- [WORK REQUEST]: Copy out the lines of the material that include the string "orange".

- [ENTRIES SUPPLIED]:
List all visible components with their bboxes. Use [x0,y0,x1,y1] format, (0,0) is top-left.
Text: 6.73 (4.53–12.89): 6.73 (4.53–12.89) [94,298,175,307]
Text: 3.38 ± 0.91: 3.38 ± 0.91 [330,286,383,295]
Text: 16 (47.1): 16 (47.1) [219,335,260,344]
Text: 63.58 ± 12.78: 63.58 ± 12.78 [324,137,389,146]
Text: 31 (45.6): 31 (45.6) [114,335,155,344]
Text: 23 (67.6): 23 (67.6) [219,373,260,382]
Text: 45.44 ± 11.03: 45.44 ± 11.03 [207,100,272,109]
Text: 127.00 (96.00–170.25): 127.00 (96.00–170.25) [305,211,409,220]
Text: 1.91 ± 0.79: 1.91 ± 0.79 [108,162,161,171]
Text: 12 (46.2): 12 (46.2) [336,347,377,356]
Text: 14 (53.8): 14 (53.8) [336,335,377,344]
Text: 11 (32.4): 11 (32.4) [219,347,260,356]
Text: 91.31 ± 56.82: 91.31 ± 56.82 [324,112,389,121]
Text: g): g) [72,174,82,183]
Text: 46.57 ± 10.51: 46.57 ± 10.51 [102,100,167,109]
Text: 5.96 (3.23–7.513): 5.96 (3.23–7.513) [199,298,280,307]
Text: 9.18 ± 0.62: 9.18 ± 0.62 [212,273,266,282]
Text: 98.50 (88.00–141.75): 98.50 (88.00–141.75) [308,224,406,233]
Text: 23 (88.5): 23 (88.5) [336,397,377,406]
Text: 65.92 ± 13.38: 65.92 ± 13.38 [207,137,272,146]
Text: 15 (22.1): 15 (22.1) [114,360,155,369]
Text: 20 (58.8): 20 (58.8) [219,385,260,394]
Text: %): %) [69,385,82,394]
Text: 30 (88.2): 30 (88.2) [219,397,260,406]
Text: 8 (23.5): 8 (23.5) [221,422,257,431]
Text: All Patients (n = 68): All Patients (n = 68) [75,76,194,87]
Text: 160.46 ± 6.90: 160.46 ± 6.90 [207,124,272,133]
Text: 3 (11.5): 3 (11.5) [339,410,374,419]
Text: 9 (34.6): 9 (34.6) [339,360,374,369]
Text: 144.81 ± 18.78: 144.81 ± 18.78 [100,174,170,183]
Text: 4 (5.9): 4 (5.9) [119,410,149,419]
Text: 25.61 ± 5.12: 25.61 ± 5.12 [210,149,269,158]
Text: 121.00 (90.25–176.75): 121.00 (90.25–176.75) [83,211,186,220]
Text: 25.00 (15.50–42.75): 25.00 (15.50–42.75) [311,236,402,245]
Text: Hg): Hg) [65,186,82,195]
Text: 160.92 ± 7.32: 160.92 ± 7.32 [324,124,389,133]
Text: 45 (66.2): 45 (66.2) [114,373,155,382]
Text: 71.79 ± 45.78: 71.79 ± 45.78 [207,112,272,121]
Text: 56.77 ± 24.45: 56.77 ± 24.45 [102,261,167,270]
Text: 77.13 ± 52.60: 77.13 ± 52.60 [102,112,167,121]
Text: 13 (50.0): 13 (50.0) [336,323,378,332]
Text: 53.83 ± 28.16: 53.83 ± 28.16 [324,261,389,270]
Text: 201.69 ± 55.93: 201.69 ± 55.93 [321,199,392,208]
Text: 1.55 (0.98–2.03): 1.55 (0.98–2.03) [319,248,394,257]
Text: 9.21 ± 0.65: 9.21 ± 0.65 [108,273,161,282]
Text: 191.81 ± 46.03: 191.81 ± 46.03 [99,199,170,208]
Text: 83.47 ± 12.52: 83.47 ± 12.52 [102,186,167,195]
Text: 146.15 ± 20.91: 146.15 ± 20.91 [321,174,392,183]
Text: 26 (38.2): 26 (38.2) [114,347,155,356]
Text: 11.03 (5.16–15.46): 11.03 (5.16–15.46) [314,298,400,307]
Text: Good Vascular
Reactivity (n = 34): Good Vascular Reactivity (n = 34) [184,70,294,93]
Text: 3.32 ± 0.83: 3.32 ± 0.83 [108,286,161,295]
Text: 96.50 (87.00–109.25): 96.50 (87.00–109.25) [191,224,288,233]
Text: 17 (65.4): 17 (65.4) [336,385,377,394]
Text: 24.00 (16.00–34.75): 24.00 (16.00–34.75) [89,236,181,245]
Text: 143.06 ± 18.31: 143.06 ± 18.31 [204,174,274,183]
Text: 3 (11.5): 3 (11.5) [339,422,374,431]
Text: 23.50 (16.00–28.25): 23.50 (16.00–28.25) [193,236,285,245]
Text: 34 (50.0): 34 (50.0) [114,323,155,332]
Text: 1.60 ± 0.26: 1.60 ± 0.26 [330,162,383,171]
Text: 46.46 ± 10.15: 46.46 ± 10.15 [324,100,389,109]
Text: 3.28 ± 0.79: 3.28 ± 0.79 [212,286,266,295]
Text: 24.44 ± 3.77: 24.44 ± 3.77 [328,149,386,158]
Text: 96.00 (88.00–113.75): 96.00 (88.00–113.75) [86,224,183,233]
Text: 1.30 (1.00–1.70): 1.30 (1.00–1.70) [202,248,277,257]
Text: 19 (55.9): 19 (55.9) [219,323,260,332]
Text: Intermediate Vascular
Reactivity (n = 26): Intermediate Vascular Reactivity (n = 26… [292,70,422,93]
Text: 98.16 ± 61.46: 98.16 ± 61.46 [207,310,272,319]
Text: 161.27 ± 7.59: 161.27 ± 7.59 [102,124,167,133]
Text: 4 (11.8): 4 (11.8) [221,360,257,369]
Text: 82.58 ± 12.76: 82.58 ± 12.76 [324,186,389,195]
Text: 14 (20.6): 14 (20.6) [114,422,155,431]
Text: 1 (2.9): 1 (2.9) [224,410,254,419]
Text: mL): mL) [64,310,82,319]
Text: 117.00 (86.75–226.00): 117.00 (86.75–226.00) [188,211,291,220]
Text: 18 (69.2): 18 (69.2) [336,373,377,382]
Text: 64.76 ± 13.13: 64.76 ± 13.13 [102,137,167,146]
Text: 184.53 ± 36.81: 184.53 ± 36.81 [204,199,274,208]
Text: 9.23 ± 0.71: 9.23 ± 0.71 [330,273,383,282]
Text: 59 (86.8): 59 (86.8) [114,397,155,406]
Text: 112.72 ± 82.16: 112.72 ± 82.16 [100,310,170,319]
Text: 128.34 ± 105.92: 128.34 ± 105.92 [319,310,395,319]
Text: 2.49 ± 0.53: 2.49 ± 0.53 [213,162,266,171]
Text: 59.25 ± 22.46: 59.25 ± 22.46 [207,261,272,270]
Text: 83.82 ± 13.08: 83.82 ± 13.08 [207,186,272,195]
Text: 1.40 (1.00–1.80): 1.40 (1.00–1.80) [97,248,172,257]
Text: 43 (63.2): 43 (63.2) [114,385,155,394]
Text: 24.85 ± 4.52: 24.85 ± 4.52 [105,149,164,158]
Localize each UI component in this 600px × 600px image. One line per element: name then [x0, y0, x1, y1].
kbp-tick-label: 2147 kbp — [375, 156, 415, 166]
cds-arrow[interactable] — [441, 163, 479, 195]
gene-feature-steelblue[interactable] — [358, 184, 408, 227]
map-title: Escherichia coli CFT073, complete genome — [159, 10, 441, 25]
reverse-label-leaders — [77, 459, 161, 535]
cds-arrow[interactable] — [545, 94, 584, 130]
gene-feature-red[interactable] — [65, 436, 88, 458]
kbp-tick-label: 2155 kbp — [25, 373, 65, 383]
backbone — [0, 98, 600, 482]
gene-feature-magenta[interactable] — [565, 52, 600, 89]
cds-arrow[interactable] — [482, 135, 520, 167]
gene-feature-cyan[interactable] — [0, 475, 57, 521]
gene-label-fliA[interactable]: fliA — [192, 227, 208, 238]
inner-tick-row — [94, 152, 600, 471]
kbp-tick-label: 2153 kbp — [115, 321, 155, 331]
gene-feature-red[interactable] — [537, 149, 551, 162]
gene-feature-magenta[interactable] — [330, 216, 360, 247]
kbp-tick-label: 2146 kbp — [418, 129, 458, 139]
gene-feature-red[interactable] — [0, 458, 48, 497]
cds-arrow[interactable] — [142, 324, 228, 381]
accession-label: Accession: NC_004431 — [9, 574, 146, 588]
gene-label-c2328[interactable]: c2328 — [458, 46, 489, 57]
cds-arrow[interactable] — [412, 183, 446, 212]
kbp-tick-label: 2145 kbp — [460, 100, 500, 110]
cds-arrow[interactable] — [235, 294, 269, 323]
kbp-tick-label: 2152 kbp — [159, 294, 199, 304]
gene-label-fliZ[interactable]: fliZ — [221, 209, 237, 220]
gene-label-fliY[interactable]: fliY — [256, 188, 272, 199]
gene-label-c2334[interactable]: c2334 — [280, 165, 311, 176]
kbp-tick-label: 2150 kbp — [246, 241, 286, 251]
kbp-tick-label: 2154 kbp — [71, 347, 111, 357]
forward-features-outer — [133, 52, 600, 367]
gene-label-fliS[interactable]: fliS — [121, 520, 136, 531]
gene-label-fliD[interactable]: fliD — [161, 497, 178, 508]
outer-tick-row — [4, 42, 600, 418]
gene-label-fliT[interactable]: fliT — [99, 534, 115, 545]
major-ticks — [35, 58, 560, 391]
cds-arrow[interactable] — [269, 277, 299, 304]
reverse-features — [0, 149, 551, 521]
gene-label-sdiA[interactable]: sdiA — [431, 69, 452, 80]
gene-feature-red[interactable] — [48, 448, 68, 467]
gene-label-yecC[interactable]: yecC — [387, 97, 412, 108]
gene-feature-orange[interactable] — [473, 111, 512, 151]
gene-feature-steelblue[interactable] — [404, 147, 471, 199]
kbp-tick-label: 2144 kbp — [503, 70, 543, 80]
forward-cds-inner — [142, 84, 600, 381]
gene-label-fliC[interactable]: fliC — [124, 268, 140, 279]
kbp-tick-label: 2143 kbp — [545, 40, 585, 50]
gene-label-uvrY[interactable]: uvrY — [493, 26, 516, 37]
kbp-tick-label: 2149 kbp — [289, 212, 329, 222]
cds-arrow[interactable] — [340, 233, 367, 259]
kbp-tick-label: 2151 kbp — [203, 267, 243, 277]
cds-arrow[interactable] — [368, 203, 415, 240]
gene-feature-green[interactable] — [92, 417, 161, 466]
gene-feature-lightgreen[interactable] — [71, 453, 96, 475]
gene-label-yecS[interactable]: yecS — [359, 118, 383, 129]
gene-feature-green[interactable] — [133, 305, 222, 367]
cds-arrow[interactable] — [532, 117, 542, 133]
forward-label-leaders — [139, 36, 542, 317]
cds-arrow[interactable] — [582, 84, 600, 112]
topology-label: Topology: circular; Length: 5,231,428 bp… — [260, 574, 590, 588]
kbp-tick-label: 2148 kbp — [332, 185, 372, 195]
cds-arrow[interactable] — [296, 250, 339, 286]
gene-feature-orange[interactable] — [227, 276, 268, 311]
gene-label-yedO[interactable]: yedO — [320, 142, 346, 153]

- [TASK SOLUTION]:
gene-feature-orange[interactable] — [473, 111, 512, 151]
gene-feature-orange[interactable] — [227, 276, 268, 311]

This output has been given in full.